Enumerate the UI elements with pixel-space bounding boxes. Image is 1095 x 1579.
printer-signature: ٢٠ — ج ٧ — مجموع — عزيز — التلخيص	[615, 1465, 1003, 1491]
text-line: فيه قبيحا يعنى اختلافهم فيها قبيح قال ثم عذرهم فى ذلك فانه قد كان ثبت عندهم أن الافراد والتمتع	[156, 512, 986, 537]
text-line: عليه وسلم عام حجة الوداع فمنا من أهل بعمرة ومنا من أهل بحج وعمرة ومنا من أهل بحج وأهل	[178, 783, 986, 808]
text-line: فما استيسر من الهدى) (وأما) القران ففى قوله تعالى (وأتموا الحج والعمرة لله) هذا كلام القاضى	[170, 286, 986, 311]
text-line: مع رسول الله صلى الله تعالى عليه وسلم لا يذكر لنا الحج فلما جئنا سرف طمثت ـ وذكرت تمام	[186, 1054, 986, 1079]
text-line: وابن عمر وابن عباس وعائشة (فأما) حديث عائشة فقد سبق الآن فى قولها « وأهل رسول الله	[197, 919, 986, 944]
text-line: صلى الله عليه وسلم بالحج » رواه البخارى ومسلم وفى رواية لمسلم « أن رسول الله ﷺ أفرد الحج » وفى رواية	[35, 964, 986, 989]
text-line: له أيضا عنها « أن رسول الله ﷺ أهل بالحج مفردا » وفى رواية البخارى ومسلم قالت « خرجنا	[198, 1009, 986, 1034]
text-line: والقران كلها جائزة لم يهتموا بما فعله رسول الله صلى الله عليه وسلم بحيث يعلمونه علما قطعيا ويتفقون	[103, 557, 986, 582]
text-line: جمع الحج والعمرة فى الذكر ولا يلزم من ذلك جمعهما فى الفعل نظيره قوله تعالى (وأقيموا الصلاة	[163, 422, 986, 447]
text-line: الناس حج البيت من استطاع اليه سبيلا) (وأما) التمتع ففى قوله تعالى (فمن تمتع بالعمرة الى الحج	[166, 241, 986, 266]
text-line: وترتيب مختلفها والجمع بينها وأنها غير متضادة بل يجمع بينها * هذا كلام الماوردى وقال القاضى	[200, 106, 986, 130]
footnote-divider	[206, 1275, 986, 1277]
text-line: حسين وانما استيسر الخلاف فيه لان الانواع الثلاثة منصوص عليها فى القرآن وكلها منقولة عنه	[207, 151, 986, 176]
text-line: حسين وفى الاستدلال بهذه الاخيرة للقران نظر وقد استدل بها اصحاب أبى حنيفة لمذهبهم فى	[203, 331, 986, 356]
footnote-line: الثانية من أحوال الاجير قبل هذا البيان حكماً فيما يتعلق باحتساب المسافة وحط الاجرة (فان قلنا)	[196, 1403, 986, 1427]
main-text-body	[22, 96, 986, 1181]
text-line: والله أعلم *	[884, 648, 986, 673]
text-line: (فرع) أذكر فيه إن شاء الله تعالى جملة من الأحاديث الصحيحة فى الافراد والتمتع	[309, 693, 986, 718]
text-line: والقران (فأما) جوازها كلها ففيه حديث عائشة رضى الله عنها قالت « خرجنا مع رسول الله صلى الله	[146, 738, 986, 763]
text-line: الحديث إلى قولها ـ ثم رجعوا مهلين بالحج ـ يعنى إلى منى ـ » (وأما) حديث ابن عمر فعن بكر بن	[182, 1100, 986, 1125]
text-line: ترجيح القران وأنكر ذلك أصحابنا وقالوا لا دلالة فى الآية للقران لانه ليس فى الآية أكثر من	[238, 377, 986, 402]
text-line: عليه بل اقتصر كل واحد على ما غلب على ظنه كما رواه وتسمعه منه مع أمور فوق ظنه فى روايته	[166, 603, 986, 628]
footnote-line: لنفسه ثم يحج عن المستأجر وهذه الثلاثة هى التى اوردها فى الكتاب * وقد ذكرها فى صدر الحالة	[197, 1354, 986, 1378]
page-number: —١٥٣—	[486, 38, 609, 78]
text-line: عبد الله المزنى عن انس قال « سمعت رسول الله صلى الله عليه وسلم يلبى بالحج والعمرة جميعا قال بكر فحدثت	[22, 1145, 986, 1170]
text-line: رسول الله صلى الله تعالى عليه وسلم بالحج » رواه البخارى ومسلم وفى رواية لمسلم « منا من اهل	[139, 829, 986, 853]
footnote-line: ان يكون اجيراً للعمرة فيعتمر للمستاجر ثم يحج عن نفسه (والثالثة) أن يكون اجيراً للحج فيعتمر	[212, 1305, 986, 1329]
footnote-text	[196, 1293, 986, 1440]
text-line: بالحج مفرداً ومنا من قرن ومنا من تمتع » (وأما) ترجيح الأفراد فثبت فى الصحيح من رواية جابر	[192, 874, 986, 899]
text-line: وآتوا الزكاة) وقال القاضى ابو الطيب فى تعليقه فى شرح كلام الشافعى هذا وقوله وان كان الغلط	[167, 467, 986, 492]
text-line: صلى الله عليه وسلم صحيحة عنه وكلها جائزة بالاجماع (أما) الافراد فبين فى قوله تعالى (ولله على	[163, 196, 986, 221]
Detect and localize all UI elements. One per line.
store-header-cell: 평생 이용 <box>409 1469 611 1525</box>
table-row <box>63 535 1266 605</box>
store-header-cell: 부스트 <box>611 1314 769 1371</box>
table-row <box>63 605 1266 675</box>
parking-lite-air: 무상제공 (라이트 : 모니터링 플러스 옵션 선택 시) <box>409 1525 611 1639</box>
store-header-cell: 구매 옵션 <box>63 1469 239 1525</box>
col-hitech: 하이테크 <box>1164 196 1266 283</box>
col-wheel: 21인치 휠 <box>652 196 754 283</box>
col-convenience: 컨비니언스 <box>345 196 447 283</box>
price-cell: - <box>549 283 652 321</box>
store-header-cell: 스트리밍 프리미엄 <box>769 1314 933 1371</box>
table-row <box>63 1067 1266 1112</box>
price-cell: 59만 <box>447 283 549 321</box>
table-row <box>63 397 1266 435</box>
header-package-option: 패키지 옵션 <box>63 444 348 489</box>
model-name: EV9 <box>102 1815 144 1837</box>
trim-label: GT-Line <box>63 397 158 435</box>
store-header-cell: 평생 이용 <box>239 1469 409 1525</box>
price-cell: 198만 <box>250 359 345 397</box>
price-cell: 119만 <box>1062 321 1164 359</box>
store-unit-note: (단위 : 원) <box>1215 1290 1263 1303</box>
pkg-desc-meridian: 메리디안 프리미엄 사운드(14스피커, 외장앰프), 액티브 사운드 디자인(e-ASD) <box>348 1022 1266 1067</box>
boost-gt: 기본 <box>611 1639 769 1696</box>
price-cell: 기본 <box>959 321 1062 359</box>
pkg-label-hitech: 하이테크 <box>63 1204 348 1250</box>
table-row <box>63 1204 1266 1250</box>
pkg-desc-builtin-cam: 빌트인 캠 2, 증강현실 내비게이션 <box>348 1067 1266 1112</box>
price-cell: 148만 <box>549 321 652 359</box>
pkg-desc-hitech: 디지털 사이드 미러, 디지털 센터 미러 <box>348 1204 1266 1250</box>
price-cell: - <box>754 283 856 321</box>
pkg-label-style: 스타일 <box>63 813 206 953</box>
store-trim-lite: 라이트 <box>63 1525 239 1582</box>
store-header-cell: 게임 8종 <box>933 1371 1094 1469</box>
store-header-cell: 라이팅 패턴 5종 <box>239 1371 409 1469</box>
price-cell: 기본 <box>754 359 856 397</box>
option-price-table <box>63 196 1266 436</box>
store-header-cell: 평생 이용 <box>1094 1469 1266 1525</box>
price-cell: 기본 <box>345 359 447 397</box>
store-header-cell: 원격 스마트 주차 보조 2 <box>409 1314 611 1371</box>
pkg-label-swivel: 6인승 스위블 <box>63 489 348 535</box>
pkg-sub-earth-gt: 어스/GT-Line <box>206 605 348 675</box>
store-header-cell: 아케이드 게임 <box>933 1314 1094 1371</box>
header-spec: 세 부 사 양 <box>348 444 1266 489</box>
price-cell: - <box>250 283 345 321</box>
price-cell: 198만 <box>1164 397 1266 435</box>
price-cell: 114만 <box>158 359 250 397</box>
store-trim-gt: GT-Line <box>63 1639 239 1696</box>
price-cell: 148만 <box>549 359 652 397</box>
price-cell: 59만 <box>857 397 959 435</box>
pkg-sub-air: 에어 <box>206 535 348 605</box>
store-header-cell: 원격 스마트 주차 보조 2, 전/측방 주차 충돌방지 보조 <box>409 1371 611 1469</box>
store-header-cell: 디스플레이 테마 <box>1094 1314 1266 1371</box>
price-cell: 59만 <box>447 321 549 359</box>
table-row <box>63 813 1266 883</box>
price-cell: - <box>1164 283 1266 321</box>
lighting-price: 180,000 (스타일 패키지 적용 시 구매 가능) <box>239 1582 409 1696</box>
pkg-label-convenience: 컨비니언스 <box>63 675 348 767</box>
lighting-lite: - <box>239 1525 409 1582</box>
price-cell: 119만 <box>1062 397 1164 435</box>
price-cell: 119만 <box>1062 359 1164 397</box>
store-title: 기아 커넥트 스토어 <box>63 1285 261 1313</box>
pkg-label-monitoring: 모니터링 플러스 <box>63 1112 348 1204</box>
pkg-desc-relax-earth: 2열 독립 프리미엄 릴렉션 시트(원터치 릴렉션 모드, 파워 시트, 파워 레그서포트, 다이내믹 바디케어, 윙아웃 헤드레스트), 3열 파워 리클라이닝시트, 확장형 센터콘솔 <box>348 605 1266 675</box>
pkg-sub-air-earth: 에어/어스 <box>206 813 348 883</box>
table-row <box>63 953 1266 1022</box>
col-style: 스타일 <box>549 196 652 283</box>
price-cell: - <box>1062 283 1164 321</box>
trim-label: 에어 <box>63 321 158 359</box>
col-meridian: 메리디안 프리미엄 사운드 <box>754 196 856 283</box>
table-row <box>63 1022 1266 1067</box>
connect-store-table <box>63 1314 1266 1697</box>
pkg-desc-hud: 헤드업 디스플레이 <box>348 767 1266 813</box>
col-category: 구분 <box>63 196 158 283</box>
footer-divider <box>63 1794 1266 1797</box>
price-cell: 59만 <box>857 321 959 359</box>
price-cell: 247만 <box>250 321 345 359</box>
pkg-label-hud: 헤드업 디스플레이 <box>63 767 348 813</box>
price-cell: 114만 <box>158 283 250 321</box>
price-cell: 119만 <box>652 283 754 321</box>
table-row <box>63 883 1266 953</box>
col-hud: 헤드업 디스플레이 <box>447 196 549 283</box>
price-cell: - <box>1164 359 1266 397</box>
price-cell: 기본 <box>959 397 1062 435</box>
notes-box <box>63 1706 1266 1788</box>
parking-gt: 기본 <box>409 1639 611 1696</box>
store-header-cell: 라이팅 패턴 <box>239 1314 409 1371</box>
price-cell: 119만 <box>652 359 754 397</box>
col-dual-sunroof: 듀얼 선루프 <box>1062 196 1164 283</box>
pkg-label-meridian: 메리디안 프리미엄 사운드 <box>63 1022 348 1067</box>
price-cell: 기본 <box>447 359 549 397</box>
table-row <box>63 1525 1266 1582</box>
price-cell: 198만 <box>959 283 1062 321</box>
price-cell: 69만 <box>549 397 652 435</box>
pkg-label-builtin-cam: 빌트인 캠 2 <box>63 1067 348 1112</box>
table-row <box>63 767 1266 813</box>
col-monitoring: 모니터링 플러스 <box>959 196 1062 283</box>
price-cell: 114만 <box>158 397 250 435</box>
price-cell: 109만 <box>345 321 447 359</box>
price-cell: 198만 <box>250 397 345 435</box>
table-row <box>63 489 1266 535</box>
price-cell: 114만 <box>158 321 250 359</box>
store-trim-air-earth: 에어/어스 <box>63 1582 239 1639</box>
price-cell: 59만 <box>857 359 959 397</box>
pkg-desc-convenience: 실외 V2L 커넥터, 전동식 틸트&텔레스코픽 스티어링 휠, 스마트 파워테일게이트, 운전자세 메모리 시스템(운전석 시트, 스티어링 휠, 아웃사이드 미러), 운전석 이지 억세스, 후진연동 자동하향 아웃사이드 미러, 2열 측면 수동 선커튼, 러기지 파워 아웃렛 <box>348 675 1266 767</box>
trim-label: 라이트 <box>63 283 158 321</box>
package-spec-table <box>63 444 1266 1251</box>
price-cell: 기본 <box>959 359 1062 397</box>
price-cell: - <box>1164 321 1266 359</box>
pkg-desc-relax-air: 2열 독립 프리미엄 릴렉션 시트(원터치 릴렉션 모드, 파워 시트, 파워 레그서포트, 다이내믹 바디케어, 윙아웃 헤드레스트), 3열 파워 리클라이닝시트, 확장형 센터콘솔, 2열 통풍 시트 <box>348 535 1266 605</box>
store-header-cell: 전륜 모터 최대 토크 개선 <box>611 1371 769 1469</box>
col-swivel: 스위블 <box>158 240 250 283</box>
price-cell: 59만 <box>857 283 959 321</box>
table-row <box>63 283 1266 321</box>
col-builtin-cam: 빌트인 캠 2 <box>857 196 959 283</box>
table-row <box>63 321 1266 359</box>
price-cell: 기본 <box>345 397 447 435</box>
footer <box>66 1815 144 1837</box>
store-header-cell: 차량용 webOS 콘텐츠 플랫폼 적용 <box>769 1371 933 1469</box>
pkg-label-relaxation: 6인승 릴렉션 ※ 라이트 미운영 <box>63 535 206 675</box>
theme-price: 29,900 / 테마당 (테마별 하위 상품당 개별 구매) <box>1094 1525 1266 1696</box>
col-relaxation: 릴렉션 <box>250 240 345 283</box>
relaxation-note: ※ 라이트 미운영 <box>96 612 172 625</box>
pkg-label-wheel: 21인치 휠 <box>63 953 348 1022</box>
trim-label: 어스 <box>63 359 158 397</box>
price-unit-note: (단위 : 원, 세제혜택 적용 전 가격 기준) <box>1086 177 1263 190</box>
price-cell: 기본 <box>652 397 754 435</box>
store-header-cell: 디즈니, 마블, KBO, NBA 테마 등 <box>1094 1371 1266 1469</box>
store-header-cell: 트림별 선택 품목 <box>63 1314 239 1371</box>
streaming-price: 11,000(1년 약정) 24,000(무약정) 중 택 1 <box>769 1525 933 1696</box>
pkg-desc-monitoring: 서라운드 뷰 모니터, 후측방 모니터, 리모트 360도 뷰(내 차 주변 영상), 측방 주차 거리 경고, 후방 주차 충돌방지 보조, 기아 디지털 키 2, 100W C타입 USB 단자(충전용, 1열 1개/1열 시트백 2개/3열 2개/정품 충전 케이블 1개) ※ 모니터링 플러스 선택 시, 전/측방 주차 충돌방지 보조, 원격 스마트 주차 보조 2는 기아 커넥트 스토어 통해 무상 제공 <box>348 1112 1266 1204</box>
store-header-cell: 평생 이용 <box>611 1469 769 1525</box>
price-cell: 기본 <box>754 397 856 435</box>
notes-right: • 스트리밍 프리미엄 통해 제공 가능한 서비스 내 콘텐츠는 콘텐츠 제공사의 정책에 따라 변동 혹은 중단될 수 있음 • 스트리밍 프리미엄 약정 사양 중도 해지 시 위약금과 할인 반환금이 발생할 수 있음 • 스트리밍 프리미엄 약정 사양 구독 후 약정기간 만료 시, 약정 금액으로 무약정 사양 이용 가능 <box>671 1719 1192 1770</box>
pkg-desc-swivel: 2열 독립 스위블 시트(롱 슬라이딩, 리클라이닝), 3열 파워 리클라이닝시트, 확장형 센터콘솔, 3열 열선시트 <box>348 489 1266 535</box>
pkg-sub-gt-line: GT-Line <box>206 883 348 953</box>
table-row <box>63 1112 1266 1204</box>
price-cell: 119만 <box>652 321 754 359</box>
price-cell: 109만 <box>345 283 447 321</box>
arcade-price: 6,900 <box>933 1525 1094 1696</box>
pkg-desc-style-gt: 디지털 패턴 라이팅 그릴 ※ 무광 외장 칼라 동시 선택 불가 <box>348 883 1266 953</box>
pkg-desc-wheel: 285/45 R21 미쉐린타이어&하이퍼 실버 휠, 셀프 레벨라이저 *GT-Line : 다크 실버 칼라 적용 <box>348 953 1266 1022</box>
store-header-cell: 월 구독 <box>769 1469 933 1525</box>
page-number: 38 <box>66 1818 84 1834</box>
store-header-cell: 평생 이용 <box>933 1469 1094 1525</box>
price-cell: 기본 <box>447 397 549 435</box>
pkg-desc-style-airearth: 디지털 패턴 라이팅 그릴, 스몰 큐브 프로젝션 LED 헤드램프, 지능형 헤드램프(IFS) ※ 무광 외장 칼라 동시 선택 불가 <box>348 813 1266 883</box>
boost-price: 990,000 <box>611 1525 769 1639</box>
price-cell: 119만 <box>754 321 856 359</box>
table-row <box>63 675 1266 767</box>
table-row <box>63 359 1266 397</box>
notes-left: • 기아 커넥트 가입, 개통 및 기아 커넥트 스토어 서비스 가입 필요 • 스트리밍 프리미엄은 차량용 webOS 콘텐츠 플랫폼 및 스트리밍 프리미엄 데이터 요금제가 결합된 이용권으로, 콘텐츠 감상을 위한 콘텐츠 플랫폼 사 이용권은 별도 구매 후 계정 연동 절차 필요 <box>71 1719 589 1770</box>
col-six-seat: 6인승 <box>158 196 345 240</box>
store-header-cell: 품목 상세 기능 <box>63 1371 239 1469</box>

▬▬▬

TO BE DONE — Can you copy the listing word for word, from its opening line up to and including the line containing "footnote-line: الثانية من"?

SOLVED PROBLEM —
Enumerate the UI elements with pixel-space bounding boxes. Image is 1095 x 1579.
printer-signature: ٢٠ — ج ٧ — مجموع — عزيز — التلخيص	[615, 1465, 1003, 1491]
text-line: فيه قبيحا يعنى اختلافهم فيها قبيح قال ثم عذرهم فى ذلك فانه قد كان ثبت عندهم أن الافراد والتمتع	[156, 512, 986, 537]
text-line: عليه وسلم عام حجة الوداع فمنا من أهل بعمرة ومنا من أهل بحج وعمرة ومنا من أهل بحج وأهل	[178, 783, 986, 808]
text-line: فما استيسر من الهدى) (وأما) القران ففى قوله تعالى (وأتموا الحج والعمرة لله) هذا كلام القاضى	[170, 286, 986, 311]
text-line: مع رسول الله صلى الله تعالى عليه وسلم لا يذكر لنا الحج فلما جئنا سرف طمثت ـ وذكرت تمام	[186, 1054, 986, 1079]
text-line: وابن عمر وابن عباس وعائشة (فأما) حديث عائشة فقد سبق الآن فى قولها « وأهل رسول الله	[197, 919, 986, 944]
text-line: صلى الله عليه وسلم بالحج » رواه البخارى ومسلم وفى رواية لمسلم « أن رسول الله ﷺ أفرد الحج » وفى رواية	[35, 964, 986, 989]
text-line: له أيضا عنها « أن رسول الله ﷺ أهل بالحج مفردا » وفى رواية البخارى ومسلم قالت « خرجنا	[198, 1009, 986, 1034]
text-line: والقران كلها جائزة لم يهتموا بما فعله رسول الله صلى الله عليه وسلم بحيث يعلمونه علما قطعيا ويتفقون	[103, 557, 986, 582]
text-line: جمع الحج والعمرة فى الذكر ولا يلزم من ذلك جمعهما فى الفعل نظيره قوله تعالى (وأقيموا الصلاة	[163, 422, 986, 447]
text-line: الناس حج البيت من استطاع اليه سبيلا) (وأما) التمتع ففى قوله تعالى (فمن تمتع بالعمرة الى الحج	[166, 241, 986, 266]
text-line: وترتيب مختلفها والجمع بينها وأنها غير متضادة بل يجمع بينها * هذا كلام الماوردى وقال القاضى	[200, 106, 986, 130]
footnote-divider	[206, 1275, 986, 1277]
text-line: حسين وانما استيسر الخلاف فيه لان الانواع الثلاثة منصوص عليها فى القرآن وكلها منقولة عنه	[207, 151, 986, 176]
text-line: حسين وفى الاستدلال بهذه الاخيرة للقران نظر وقد استدل بها اصحاب أبى حنيفة لمذهبهم فى	[203, 331, 986, 356]
footnote-line: الثانية من أحوال الاجير قبل هذا البيان حكماً فيما يتعلق باحتساب المسافة وحط الاجرة (فان قلنا)	[196, 1403, 986, 1427]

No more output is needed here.